# Work required:
Using the listing below, extract each line that has the word "JSON" in it.

───── Data for the task

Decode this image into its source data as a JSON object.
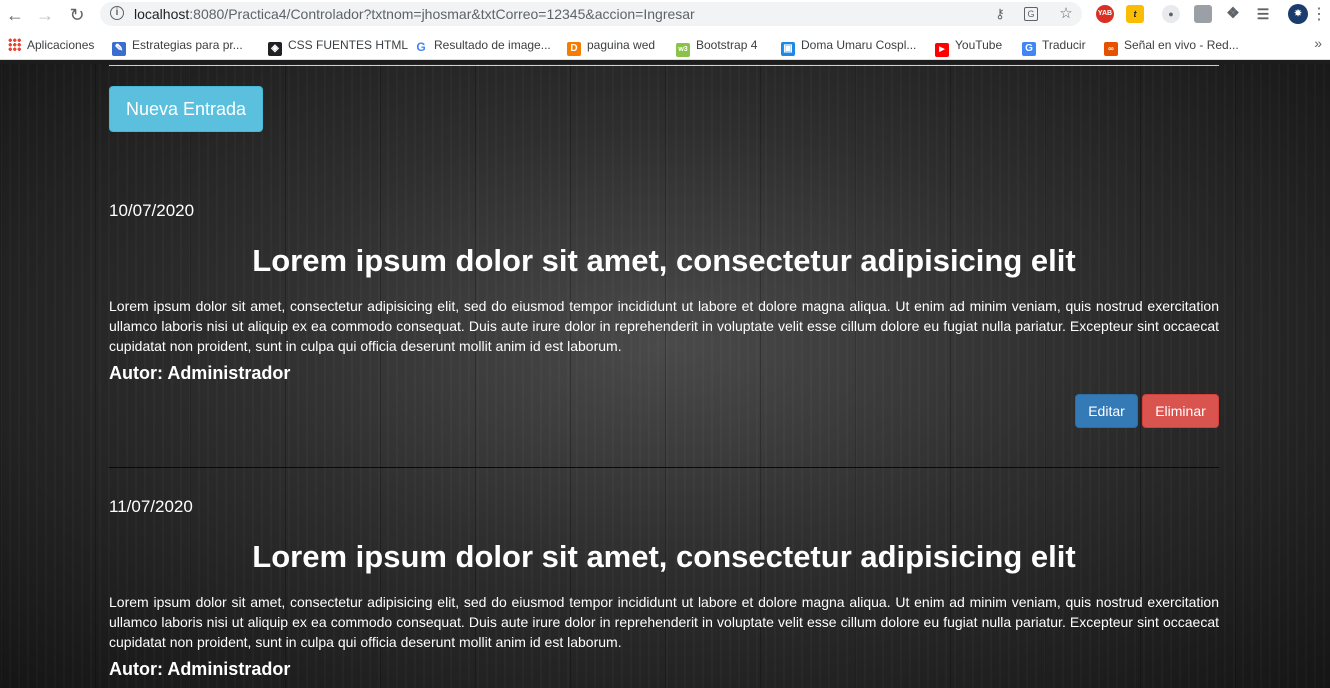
{
  "browser": {
    "url_host": "localhost",
    "url_path": ":8080/Practica4/Controlador?txtnom=jhosmar&txtCorreo=12345&accion=Ingresar",
    "extensions": [
      "YAB",
      "t"
    ],
    "bookmarks": [
      {
        "label": "Aplicaciones",
        "icon": "apps-grid-icon"
      },
      {
        "label": "Estrategias para pr...",
        "icon": "page-icon"
      },
      {
        "label": "CSS FUENTES HTML",
        "icon": "codepen-icon"
      },
      {
        "label": "Resultado de image...",
        "icon": "google-icon"
      },
      {
        "label": "paguina wed",
        "icon": "d-icon"
      },
      {
        "label": "Bootstrap 4",
        "icon": "w3-icon"
      },
      {
        "label": "Doma Umaru Cospl...",
        "icon": "bag-icon"
      },
      {
        "label": "YouTube",
        "icon": "youtube-icon"
      },
      {
        "label": "Traducir",
        "icon": "translate-icon"
      },
      {
        "label": "Señal en vivo - Red...",
        "icon": "live-icon"
      }
    ]
  },
  "page": {
    "new_entry_label": "Nueva Entrada",
    "posts": [
      {
        "date": "10/07/2020",
        "title": "Lorem ipsum dolor sit amet, consectetur adipisicing elit",
        "body": "Lorem ipsum dolor sit amet, consectetur adipisicing elit, sed do eiusmod tempor incididunt ut labore et dolore magna aliqua. Ut enim ad minim veniam, quis nostrud exercitation ullamco laboris nisi ut aliquip ex ea commodo consequat. Duis aute irure dolor in reprehenderit in voluptate velit esse cillum dolore eu fugiat nulla pariatur. Excepteur sint occaecat cupidatat non proident, sunt in culpa qui officia deserunt mollit anim id est laborum.",
        "author": "Autor: Administrador",
        "edit_label": "Editar",
        "delete_label": "Eliminar"
      },
      {
        "date": "11/07/2020",
        "title": "Lorem ipsum dolor sit amet, consectetur adipisicing elit",
        "body": "Lorem ipsum dolor sit amet, consectetur adipisicing elit, sed do eiusmod tempor incididunt ut labore et dolore magna aliqua. Ut enim ad minim veniam, quis nostrud exercitation ullamco laboris nisi ut aliquip ex ea commodo consequat. Duis aute irure dolor in reprehenderit in voluptate velit esse cillum dolore eu fugiat nulla pariatur. Excepteur sint occaecat cupidatat non proident, sunt in culpa qui officia deserunt mollit anim id est laborum.",
        "author": "Autor: Administrador"
      }
    ]
  },
  "colors": {
    "info_button": "#5bc0de",
    "primary_button": "#337ab7",
    "danger_button": "#d9534f",
    "page_background": "#2e2e2e"
  }
}
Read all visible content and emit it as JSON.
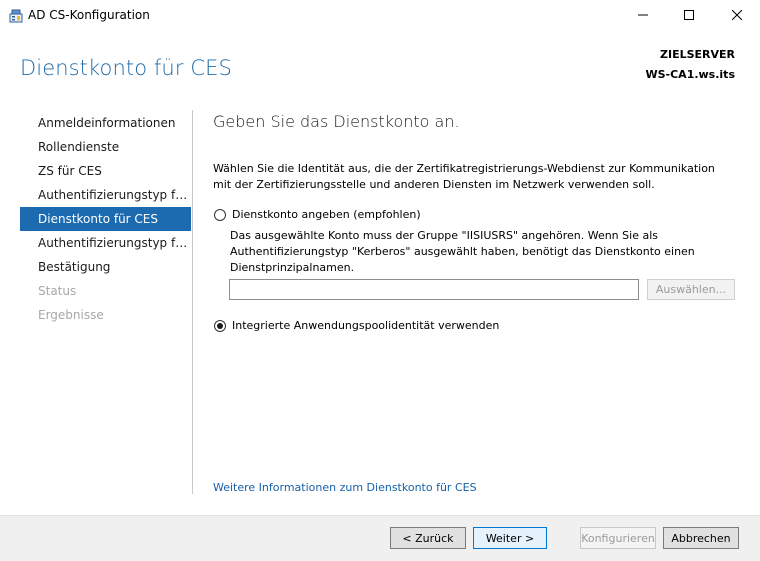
{
  "window": {
    "title": "AD CS-Konfiguration"
  },
  "header": {
    "title": "Dienstkonto für CES",
    "target_label": "ZIELSERVER",
    "target_name": "WS-CA1.ws.its"
  },
  "nav": {
    "items": [
      {
        "label": "Anmeldeinformationen",
        "state": "normal"
      },
      {
        "label": "Rollendienste",
        "state": "normal"
      },
      {
        "label": "ZS für CES",
        "state": "normal"
      },
      {
        "label": "Authentifizierungstyp für…",
        "state": "normal"
      },
      {
        "label": "Dienstkonto für CES",
        "state": "active"
      },
      {
        "label": "Authentifizierungstyp für…",
        "state": "normal"
      },
      {
        "label": "Bestätigung",
        "state": "normal"
      },
      {
        "label": "Status",
        "state": "disabled"
      },
      {
        "label": "Ergebnisse",
        "state": "disabled"
      }
    ]
  },
  "content": {
    "heading": "Geben Sie das Dienstkonto an.",
    "intro": "Wählen Sie die Identität aus, die der Zertifikatregistrierungs-Webdienst zur Kommunikation mit der Zertifizierungsstelle und anderen Diensten im Netzwerk verwenden soll.",
    "option_account": {
      "label": "Dienstkonto angeben (empfohlen)",
      "checked": false,
      "hint": "Das ausgewählte Konto muss der Gruppe \"IISIUSRS\" angehören. Wenn Sie als Authentifizierungstyp \"Kerberos\" ausgewählt haben, benötigt das Dienstkonto einen Dienstprinzipalnamen.",
      "value": "",
      "select_label": "Auswählen..."
    },
    "option_pool": {
      "label": "Integrierte Anwendungspoolidentität verwenden",
      "checked": true
    },
    "more_link": "Weitere Informationen zum Dienstkonto für CES"
  },
  "footer": {
    "back": "< Zurück",
    "next": "Weiter >",
    "configure": "Konfigurieren",
    "cancel": "Abbrechen"
  },
  "colors": {
    "accent": "#1c6ab0",
    "title_blue": "#1e6aa8",
    "link": "#1660a8"
  }
}
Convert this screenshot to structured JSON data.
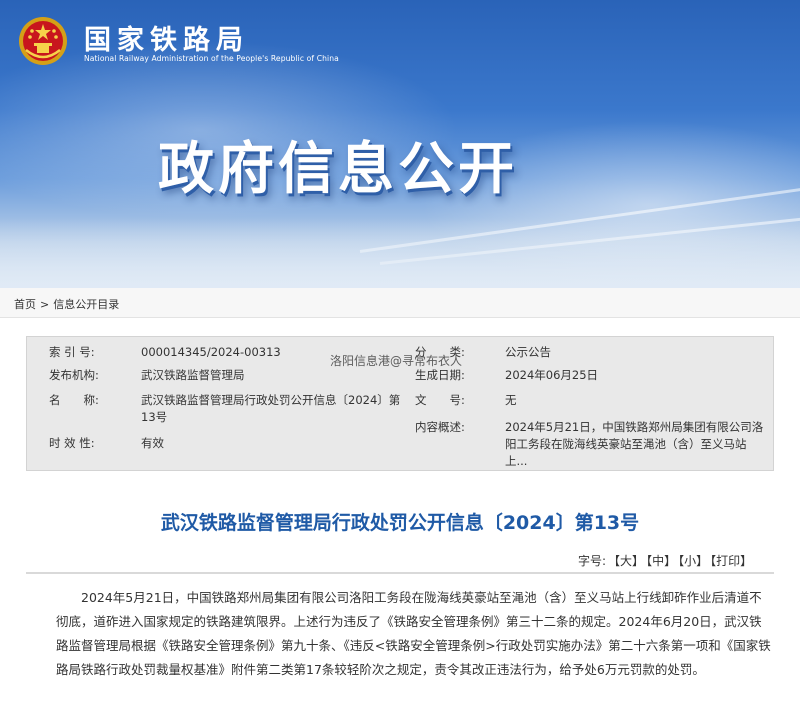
{
  "header": {
    "brand_cn": "国家铁路局",
    "brand_en": "National Railway Administration of the People's Republic of China",
    "banner_title": "政府信息公开"
  },
  "breadcrumb": {
    "home": "首页",
    "separator": ">",
    "current": "信息公开目录"
  },
  "info_table": {
    "index_label": "索 引 号:",
    "index_value": "000014345/2024-00313",
    "category_label": "分　　类:",
    "category_value": "公示公告",
    "publisher_label": "发布机构:",
    "publisher_value": "武汉铁路监督管理局",
    "date_label": "生成日期:",
    "date_value": "2024年06月25日",
    "name_label": "名　　称:",
    "name_value": "武汉铁路监督管理局行政处罚公开信息〔2024〕第13号",
    "docno_label": "文　　号:",
    "docno_value": "无",
    "summary_label": "内容概述:",
    "summary_value": "2024年5月21日，中国铁路郑州局集团有限公司洛阳工务段在陇海线英豪站至渑池（含）至义马站上...",
    "validity_label": "时 效 性:",
    "validity_value": "有效"
  },
  "watermark": "洛阳信息港@寻常布衣人",
  "document": {
    "title": "武汉铁路监督管理局行政处罚公开信息〔2024〕第13号",
    "font_label": "字号:",
    "font_large": "【大】",
    "font_medium": "【中】",
    "font_small": "【小】",
    "print": "【打印】",
    "paragraph": "2024年5月21日，中国铁路郑州局集团有限公司洛阳工务段在陇海线英豪站至渑池（含）至义马站上行线卸砟作业后清道不彻底，道砟进入国家规定的铁路建筑限界。上述行为违反了《铁路安全管理条例》第三十二条的规定。2024年6月20日，武汉铁路监督管理局根据《铁路安全管理条例》第九十条、《违反<铁路安全管理条例>行政处罚实施办法》第二十六条第一项和《国家铁路局铁路行政处罚裁量权基准》附件第二类第17条较轻阶次之规定，责令其改正违法行为，给予处6万元罚款的处罚。"
  }
}
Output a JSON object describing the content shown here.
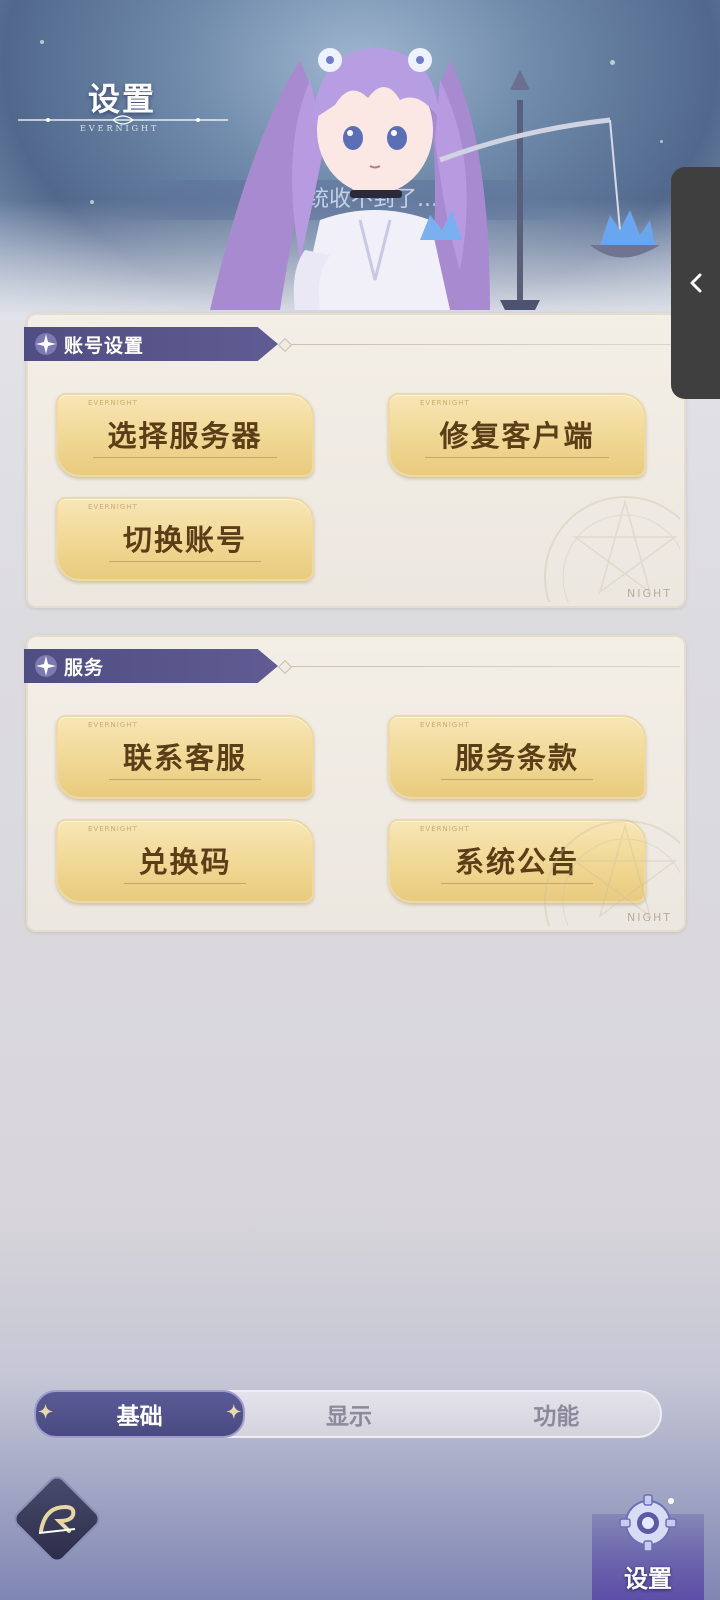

──────────

# Output:
Decode this image into its source data as a JSON object.
Read all visible content and emit it as JSON.
Convert this screenshot to structured JSON data.
Output a JSON object describing the content shown here.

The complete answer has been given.